▶ _Goal_
Output the full listing word for word.

-- Material supplied start --

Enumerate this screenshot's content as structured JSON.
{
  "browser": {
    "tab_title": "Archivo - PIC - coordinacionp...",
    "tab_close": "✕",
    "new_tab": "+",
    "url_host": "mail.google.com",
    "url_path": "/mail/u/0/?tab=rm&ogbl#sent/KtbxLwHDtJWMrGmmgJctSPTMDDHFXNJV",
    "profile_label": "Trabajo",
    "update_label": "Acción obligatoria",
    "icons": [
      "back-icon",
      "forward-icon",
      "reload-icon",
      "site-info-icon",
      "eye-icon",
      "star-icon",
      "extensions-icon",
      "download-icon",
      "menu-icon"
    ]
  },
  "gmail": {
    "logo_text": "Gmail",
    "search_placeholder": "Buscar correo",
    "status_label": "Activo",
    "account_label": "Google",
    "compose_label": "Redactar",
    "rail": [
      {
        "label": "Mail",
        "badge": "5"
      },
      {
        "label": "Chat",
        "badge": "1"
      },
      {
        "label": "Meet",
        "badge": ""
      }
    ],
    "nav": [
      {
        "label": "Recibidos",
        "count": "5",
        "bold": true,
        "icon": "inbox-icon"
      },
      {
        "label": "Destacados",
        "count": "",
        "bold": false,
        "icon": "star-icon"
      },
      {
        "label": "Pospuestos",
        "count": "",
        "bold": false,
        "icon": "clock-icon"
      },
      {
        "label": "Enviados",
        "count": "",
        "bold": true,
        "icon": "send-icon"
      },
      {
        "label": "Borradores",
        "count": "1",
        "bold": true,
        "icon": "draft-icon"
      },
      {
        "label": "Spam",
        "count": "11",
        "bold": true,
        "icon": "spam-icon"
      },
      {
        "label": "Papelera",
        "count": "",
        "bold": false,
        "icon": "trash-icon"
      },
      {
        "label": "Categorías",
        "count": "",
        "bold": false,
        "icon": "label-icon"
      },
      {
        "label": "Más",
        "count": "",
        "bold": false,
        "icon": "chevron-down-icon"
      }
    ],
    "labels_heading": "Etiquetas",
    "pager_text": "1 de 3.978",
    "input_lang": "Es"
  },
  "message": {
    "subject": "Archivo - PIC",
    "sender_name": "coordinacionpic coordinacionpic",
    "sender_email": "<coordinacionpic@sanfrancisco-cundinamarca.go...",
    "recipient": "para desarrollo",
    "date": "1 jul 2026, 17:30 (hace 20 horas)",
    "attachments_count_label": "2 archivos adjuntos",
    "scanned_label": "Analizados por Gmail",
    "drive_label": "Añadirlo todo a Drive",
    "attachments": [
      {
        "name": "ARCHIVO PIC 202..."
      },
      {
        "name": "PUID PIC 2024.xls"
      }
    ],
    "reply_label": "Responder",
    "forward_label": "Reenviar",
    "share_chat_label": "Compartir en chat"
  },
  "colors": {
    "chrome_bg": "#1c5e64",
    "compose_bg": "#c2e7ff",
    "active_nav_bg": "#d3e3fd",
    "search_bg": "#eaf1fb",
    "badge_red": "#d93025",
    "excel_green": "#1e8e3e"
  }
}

-- Material supplied end --

▶ _Output of the task_
Enumerate this screenshot's content as structured JSON.
{
  "browser": {
    "tab_title": "Archivo - PIC - coordinacionp...",
    "tab_close": "✕",
    "new_tab": "+",
    "url_host": "mail.google.com",
    "url_path": "/mail/u/0/?tab=rm&ogbl#sent/KtbxLwHDtJWMrGmmgJctSPTMDDHFXNJV",
    "profile_label": "Trabajo",
    "update_label": "Acción obligatoria",
    "icons": [
      "back-icon",
      "forward-icon",
      "reload-icon",
      "site-info-icon",
      "eye-icon",
      "star-icon",
      "extensions-icon",
      "download-icon",
      "menu-icon"
    ]
  },
  "gmail": {
    "logo_text": "Gmail",
    "search_placeholder": "Buscar correo",
    "status_label": "Activo",
    "account_label": "Google",
    "compose_label": "Redactar",
    "rail": [
      {
        "label": "Mail",
        "badge": "5"
      },
      {
        "label": "Chat",
        "badge": "1"
      },
      {
        "label": "Meet",
        "badge": ""
      }
    ],
    "nav": [
      {
        "label": "Recibidos",
        "count": "5",
        "bold": true,
        "icon": "inbox-icon"
      },
      {
        "label": "Destacados",
        "count": "",
        "bold": false,
        "icon": "star-icon"
      },
      {
        "label": "Pospuestos",
        "count": "",
        "bold": false,
        "icon": "clock-icon"
      },
      {
        "label": "Enviados",
        "count": "",
        "bold": true,
        "icon": "send-icon"
      },
      {
        "label": "Borradores",
        "count": "1",
        "bold": true,
        "icon": "draft-icon"
      },
      {
        "label": "Spam",
        "count": "11",
        "bold": true,
        "icon": "spam-icon"
      },
      {
        "label": "Papelera",
        "count": "",
        "bold": false,
        "icon": "trash-icon"
      },
      {
        "label": "Categorías",
        "count": "",
        "bold": false,
        "icon": "label-icon"
      },
      {
        "label": "Más",
        "count": "",
        "bold": false,
        "icon": "chevron-down-icon"
      }
    ],
    "labels_heading": "Etiquetas",
    "pager_text": "1 de 3.978",
    "input_lang": "Es"
  },
  "message": {
    "subject": "Archivo - PIC",
    "sender_name": "coordinacionpic coordinacionpic",
    "sender_email": "<coordinacionpic@sanfrancisco-cundinamarca.go...",
    "recipient": "para desarrollo",
    "date": "1 jul 2026, 17:30 (hace 20 horas)",
    "attachments_count_label": "2 archivos adjuntos",
    "scanned_label": "Analizados por Gmail",
    "drive_label": "Añadirlo todo a Drive",
    "attachments": [
      {
        "name": "ARCHIVO PIC 202..."
      },
      {
        "name": "PUID PIC 2024.xls"
      }
    ],
    "reply_label": "Responder",
    "forward_label": "Reenviar",
    "share_chat_label": "Compartir en chat"
  },
  "colors": {
    "chrome_bg": "#1c5e64",
    "compose_bg": "#c2e7ff",
    "active_nav_bg": "#d3e3fd",
    "search_bg": "#eaf1fb",
    "badge_red": "#d93025",
    "excel_green": "#1e8e3e"
  }
}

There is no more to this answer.